## Problem to work on
Only a number is wanted: how many lines in the records below contain "name"?

** start Provided data **

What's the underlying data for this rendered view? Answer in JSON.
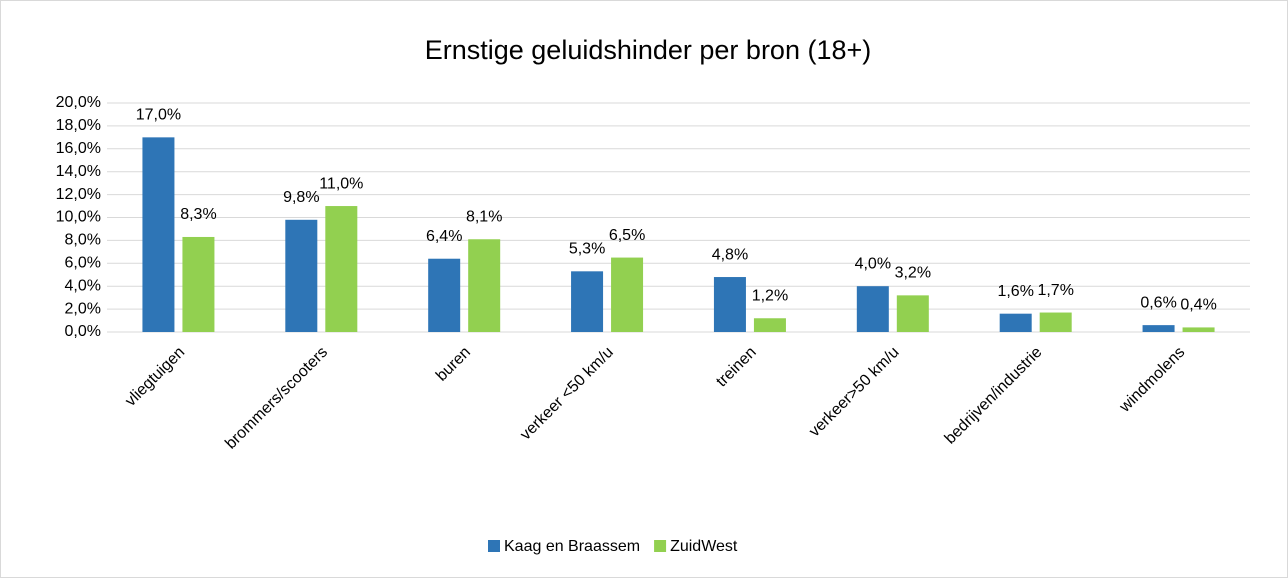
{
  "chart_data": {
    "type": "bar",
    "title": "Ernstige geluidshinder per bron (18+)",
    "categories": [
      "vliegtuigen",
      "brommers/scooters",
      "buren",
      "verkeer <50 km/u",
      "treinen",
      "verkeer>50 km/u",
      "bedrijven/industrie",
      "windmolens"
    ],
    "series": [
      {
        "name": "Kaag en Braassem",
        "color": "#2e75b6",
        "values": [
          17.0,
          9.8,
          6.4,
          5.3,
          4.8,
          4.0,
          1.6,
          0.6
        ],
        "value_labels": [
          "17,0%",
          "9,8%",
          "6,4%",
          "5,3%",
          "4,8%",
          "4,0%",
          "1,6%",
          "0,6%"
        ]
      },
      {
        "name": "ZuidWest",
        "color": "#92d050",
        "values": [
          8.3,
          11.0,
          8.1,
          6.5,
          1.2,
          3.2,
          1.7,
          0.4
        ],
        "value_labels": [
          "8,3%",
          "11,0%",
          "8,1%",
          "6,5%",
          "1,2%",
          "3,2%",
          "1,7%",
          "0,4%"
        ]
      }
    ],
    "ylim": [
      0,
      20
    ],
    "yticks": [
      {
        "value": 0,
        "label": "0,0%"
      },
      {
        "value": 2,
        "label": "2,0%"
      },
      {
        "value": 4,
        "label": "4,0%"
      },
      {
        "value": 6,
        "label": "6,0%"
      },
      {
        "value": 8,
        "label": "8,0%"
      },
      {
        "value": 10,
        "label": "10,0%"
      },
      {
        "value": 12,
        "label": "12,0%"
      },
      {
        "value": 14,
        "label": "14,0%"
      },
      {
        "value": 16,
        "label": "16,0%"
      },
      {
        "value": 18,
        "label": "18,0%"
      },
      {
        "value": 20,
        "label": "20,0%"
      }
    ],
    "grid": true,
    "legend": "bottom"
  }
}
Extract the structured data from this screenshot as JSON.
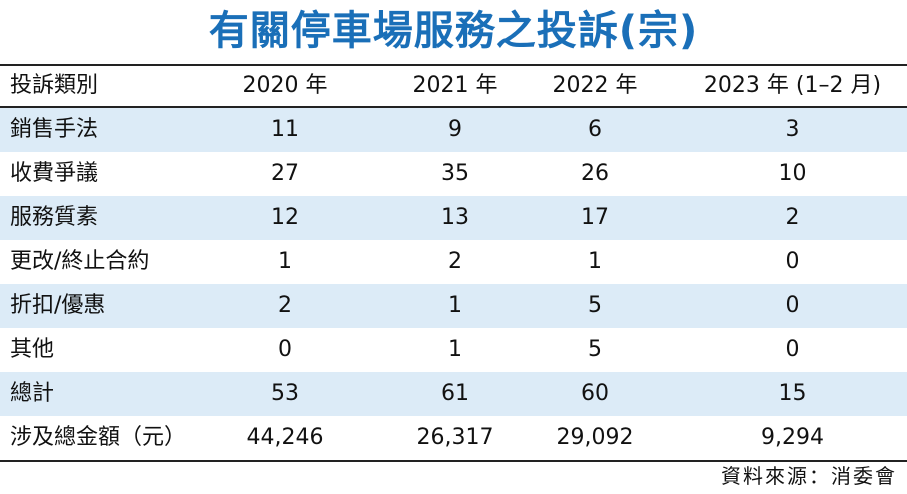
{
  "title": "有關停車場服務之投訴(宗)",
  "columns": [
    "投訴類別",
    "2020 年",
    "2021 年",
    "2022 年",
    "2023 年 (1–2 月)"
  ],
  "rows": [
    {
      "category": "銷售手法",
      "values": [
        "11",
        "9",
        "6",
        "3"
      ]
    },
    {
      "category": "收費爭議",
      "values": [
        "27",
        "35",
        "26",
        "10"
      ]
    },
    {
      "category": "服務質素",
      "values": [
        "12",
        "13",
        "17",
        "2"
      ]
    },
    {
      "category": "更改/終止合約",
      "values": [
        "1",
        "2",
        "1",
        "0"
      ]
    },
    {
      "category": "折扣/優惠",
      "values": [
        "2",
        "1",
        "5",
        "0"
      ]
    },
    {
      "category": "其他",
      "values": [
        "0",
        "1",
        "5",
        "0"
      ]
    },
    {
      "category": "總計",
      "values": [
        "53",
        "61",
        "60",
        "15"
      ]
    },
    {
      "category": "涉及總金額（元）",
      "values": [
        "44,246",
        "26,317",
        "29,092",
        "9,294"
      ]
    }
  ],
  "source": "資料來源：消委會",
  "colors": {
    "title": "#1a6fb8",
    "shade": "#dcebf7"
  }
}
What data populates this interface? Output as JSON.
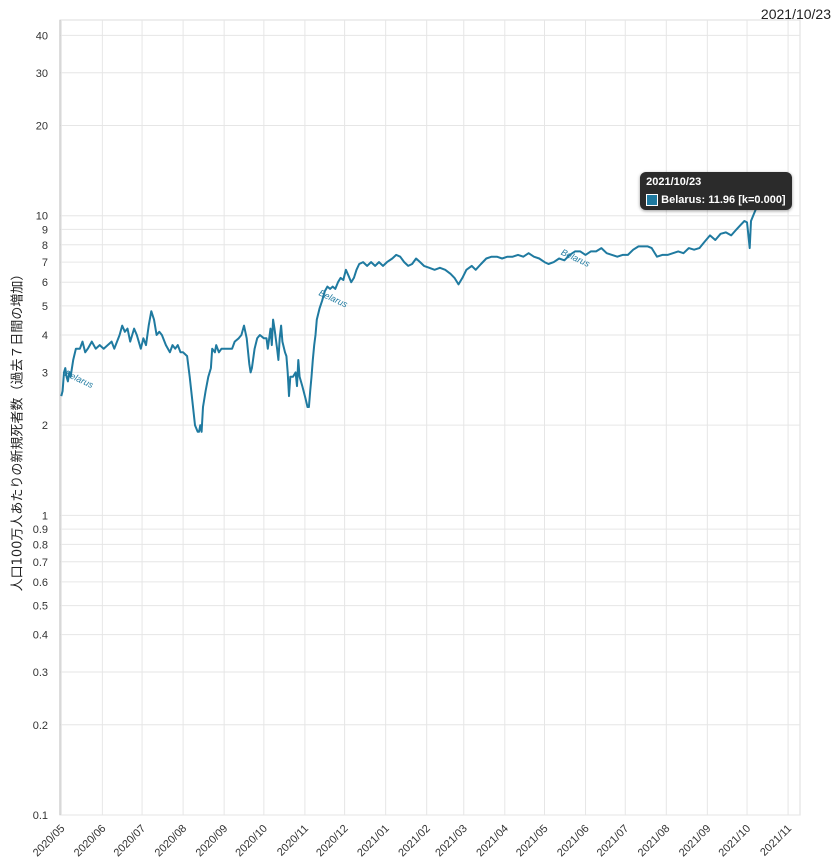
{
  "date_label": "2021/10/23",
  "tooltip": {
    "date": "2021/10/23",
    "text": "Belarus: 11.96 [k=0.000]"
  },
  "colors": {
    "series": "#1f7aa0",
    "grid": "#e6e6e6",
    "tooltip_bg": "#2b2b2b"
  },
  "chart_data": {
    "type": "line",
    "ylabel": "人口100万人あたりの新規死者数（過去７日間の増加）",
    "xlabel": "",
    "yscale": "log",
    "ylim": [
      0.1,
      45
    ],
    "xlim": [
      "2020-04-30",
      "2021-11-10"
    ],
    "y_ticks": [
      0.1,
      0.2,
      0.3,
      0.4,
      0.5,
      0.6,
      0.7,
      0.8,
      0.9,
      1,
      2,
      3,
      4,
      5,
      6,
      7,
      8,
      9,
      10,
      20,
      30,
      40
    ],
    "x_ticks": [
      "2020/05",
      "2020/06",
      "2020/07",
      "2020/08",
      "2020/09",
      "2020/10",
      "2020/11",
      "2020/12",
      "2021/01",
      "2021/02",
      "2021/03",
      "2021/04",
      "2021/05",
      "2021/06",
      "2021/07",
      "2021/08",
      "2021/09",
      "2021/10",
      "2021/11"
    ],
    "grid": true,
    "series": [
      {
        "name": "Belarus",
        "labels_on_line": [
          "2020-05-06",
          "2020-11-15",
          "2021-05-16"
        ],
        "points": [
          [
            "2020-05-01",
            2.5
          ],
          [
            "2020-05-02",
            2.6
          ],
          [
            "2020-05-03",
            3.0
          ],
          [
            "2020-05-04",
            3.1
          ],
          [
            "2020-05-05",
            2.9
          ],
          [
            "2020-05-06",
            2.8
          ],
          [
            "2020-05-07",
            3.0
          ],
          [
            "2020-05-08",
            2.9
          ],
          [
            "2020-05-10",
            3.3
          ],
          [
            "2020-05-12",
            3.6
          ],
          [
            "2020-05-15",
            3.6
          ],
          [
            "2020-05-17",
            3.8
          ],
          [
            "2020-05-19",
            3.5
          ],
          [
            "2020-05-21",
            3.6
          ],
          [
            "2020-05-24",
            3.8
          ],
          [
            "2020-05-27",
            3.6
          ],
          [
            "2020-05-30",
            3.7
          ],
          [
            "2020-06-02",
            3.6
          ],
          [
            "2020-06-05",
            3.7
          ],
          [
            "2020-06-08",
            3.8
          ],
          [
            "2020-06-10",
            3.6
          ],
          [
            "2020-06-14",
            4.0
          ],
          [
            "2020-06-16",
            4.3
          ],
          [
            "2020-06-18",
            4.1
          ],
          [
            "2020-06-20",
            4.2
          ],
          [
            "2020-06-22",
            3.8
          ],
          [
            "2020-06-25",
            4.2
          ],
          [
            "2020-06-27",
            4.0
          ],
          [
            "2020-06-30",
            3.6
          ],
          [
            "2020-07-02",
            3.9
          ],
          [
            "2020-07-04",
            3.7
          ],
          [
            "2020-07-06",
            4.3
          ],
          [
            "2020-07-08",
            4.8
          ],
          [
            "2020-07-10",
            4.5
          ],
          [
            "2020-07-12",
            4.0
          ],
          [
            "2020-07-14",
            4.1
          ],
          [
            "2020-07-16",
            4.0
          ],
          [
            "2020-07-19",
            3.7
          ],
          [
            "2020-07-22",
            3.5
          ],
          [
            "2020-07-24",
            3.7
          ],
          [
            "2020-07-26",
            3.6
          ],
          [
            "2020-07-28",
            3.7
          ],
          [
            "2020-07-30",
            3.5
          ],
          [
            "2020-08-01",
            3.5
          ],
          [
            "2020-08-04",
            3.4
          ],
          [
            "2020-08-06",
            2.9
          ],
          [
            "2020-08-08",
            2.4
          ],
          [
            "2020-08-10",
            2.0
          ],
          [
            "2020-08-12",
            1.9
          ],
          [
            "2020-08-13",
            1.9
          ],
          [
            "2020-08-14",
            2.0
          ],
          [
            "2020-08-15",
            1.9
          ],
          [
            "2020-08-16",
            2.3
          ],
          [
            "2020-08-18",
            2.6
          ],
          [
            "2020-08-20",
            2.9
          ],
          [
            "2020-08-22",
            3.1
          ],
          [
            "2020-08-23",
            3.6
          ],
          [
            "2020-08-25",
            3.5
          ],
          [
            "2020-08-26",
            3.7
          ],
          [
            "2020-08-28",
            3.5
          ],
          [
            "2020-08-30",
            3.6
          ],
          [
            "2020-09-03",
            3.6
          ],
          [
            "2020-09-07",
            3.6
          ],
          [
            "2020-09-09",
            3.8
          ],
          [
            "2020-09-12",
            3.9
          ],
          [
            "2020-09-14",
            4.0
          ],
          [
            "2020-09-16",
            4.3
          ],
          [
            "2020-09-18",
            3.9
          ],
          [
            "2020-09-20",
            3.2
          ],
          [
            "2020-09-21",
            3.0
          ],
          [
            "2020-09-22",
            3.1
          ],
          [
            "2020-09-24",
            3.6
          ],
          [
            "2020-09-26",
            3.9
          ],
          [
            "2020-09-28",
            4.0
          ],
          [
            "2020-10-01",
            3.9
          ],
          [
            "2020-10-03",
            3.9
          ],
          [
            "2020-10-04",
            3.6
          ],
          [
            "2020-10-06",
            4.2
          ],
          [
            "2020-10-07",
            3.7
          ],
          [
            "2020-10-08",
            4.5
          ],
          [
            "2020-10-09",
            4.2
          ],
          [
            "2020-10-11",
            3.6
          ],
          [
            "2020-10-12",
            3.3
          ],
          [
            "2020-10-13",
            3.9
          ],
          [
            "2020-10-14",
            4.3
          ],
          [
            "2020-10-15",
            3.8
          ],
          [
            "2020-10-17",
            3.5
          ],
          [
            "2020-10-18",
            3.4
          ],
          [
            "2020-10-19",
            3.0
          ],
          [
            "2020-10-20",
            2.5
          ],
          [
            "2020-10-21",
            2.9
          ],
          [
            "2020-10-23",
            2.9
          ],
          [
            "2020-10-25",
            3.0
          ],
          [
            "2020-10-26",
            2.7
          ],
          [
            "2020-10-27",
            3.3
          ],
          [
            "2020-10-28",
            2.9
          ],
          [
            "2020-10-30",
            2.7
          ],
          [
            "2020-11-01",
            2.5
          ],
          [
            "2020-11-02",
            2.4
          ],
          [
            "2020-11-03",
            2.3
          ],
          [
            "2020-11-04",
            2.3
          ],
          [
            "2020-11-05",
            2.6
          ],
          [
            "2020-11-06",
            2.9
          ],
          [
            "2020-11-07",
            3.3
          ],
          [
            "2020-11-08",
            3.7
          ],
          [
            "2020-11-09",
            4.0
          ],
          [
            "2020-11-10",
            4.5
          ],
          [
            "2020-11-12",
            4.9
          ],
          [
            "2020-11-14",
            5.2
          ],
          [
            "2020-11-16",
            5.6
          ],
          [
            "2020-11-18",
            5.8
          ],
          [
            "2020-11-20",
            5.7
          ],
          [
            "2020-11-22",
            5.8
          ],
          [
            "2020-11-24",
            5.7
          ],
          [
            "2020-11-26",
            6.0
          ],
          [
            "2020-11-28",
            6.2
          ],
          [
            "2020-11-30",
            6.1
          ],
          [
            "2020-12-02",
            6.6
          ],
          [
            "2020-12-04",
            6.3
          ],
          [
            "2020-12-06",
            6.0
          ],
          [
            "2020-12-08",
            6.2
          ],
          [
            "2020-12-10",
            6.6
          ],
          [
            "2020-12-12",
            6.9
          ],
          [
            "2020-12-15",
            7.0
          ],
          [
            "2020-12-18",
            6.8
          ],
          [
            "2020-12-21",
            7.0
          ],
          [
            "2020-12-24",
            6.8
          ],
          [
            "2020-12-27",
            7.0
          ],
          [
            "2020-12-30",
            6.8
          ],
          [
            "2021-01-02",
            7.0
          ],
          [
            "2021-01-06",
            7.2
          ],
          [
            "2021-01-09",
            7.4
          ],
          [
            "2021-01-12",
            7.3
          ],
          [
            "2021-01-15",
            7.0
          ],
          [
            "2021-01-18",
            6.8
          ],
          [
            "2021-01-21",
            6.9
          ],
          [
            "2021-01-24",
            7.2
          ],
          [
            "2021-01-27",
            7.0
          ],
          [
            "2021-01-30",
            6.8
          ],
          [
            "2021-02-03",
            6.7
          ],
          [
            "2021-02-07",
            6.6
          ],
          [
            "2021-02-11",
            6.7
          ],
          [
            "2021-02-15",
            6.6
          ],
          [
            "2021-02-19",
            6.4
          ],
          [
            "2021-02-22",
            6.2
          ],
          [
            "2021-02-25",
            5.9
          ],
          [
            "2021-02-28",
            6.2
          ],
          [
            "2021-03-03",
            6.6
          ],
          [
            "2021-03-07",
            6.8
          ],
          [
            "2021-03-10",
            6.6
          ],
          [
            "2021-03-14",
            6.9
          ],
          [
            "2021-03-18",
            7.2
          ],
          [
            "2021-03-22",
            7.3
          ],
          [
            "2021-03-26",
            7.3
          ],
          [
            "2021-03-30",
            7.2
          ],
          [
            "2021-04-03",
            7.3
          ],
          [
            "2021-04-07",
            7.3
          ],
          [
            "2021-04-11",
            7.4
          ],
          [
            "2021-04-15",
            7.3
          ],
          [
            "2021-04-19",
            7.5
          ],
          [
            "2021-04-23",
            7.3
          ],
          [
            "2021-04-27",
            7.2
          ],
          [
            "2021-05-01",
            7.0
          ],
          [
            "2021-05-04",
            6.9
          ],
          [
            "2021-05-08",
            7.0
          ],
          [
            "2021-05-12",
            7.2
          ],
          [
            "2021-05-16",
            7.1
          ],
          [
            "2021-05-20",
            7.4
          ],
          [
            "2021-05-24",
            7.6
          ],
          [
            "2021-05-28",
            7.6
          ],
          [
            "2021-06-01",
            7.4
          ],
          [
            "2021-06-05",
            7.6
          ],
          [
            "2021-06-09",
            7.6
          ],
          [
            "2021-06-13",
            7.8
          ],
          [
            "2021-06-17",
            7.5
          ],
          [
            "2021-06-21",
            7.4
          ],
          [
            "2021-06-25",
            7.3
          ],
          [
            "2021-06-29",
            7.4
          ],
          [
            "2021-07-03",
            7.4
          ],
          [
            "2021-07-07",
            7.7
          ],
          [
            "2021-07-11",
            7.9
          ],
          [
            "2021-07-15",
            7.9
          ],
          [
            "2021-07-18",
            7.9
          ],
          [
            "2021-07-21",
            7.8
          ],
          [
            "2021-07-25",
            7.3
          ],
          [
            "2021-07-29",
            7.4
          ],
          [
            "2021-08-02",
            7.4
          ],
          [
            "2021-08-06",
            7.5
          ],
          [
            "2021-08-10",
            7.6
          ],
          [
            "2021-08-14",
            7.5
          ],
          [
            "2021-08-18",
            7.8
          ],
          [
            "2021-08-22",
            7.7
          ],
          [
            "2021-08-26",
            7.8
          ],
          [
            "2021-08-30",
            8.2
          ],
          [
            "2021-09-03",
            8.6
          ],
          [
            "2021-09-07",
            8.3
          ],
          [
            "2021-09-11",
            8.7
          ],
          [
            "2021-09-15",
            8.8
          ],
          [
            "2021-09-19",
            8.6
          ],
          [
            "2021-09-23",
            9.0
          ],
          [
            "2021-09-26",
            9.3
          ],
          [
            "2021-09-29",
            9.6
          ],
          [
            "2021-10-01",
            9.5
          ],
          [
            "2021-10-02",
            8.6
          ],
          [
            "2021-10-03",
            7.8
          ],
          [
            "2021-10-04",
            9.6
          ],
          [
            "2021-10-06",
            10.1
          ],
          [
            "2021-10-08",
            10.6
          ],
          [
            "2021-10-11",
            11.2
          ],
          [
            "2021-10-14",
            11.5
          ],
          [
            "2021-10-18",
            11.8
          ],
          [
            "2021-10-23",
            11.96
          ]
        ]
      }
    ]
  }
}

** end Provided data **

## Response
3